▶ Stated goal
Transcribe each line of the material as it is, and drop any picture.

▶ Stored rows
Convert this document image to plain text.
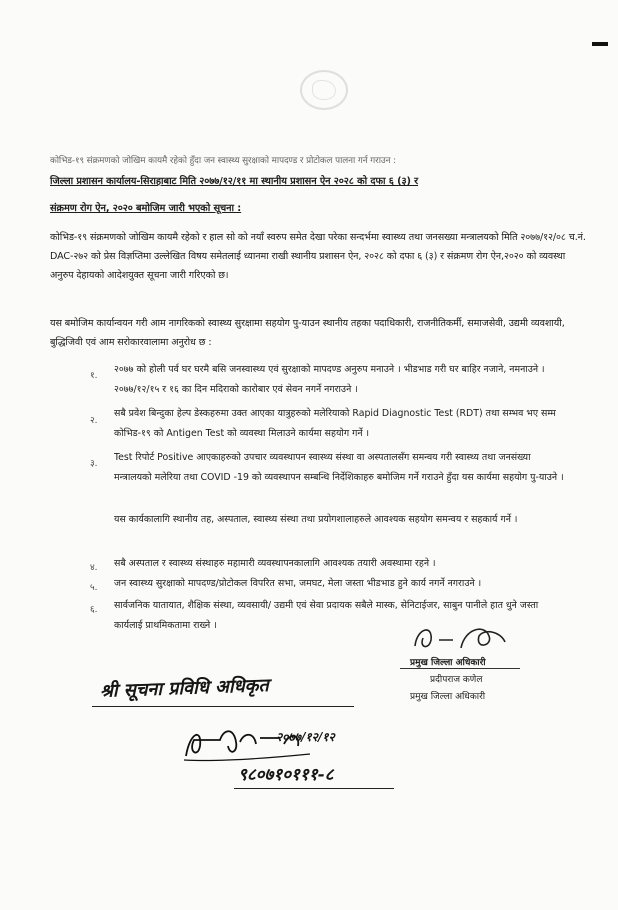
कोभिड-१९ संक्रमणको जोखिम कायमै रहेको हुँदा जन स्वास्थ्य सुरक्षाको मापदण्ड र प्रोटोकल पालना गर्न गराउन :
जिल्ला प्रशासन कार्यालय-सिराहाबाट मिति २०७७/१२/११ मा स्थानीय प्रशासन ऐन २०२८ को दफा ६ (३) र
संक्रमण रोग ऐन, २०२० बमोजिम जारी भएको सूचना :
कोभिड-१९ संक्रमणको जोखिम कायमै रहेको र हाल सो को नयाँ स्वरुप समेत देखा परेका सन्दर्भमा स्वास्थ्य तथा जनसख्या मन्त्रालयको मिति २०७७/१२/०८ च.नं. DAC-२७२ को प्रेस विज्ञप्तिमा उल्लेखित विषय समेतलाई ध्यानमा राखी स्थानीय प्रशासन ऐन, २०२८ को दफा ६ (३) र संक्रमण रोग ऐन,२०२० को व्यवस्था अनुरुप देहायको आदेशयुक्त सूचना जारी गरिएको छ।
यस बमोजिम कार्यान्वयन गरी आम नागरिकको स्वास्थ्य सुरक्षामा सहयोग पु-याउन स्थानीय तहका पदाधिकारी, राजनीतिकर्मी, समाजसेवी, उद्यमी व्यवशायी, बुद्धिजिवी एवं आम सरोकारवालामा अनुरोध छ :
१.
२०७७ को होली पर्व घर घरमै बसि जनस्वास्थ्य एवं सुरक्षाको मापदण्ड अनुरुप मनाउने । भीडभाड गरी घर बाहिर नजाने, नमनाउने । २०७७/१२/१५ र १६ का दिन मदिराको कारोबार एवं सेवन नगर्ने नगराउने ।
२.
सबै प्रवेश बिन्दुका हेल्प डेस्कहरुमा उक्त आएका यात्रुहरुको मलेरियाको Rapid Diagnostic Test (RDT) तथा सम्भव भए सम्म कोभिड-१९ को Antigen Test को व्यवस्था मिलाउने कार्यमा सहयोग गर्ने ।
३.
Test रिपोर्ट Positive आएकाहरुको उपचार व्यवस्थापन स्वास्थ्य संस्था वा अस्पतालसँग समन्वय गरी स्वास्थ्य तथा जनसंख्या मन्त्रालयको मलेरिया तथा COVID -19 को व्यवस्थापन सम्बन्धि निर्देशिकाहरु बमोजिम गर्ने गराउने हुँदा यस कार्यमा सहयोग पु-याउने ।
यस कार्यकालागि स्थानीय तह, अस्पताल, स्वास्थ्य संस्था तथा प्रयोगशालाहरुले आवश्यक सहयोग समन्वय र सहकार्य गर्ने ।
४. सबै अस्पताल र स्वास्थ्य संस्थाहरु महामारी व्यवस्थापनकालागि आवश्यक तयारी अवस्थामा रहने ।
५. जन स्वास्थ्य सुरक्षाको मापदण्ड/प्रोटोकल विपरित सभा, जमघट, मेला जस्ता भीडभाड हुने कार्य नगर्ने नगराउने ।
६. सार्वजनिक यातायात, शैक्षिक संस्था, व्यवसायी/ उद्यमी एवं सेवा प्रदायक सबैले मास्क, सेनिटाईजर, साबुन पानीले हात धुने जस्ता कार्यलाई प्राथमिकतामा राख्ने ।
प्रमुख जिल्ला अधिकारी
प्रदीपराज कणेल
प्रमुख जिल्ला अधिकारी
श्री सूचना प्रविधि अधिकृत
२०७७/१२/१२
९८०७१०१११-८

▶ Exercise response
Convert this document image to plain text.
कोभिड-१९ संक्रमणको जोखिम कायमै रहेको हुँदा जन स्वास्थ्य सुरक्षाको मापदण्ड र प्रोटोकल पालना गर्न गराउन :
जिल्ला प्रशासन कार्यालय-सिराहाबाट मिति २०७७/१२/११ मा स्थानीय प्रशासन ऐन २०२८ को दफा ६ (३) र
संक्रमण रोग ऐन, २०२० बमोजिम जारी भएको सूचना :
कोभिड-१९ संक्रमणको जोखिम कायमै रहेको र हाल सो को नयाँ स्वरुप समेत देखा परेका सन्दर्भमा स्वास्थ्य तथा जनसख्या मन्त्रालयको मिति २०७७/१२/०८ च.नं. DAC-२७२ को प्रेस विज्ञप्तिमा उल्लेखित विषय समेतलाई ध्यानमा राखी स्थानीय प्रशासन ऐन, २०२८ को दफा ६ (३) र संक्रमण रोग ऐन,२०२० को व्यवस्था अनुरुप देहायको आदेशयुक्त सूचना जारी गरिएको छ।
यस बमोजिम कार्यान्वयन गरी आम नागरिकको स्वास्थ्य सुरक्षामा सहयोग पु-याउन स्थानीय तहका पदाधिकारी, राजनीतिकर्मी, समाजसेवी, उद्यमी व्यवशायी, बुद्धिजिवी एवं आम सरोकारवालामा अनुरोध छ :
१.
२०७७ को होली पर्व घर घरमै बसि जनस्वास्थ्य एवं सुरक्षाको मापदण्ड अनुरुप मनाउने । भीडभाड गरी घर बाहिर नजाने, नमनाउने । २०७७/१२/१५ र १६ का दिन मदिराको कारोबार एवं सेवन नगर्ने नगराउने ।
२.
सबै प्रवेश बिन्दुका हेल्प डेस्कहरुमा उक्त आएका यात्रुहरुको मलेरियाको Rapid Diagnostic Test (RDT) तथा सम्भव भए सम्म कोभिड-१९ को Antigen Test को व्यवस्था मिलाउने कार्यमा सहयोग गर्ने ।
३.
Test रिपोर्ट Positive आएकाहरुको उपचार व्यवस्थापन स्वास्थ्य संस्था वा अस्पतालसँग समन्वय गरी स्वास्थ्य तथा जनसंख्या मन्त्रालयको मलेरिया तथा COVID -19 को व्यवस्थापन सम्बन्धि निर्देशिकाहरु बमोजिम गर्ने गराउने हुँदा यस कार्यमा सहयोग पु-याउने ।
यस कार्यकालागि स्थानीय तह, अस्पताल, स्वास्थ्य संस्था तथा प्रयोगशालाहरुले आवश्यक सहयोग समन्वय र सहकार्य गर्ने ।
४. सबै अस्पताल र स्वास्थ्य संस्थाहरु महामारी व्यवस्थापनकालागि आवश्यक तयारी अवस्थामा रहने ।
५. जन स्वास्थ्य सुरक्षाको मापदण्ड/प्रोटोकल विपरित सभा, जमघट, मेला जस्ता भीडभाड हुने कार्य नगर्ने नगराउने ।
६. सार्वजनिक यातायात, शैक्षिक संस्था, व्यवसायी/ उद्यमी एवं सेवा प्रदायक सबैले मास्क, सेनिटाईजर, साबुन पानीले हात धुने जस्ता कार्यलाई प्राथमिकतामा राख्ने ।
प्रमुख जिल्ला अधिकारी
प्रदीपराज कणेल
प्रमुख जिल्ला अधिकारी
श्री सूचना प्रविधि अधिकृत
२०७७/१२/१२
९८०७१०१११-८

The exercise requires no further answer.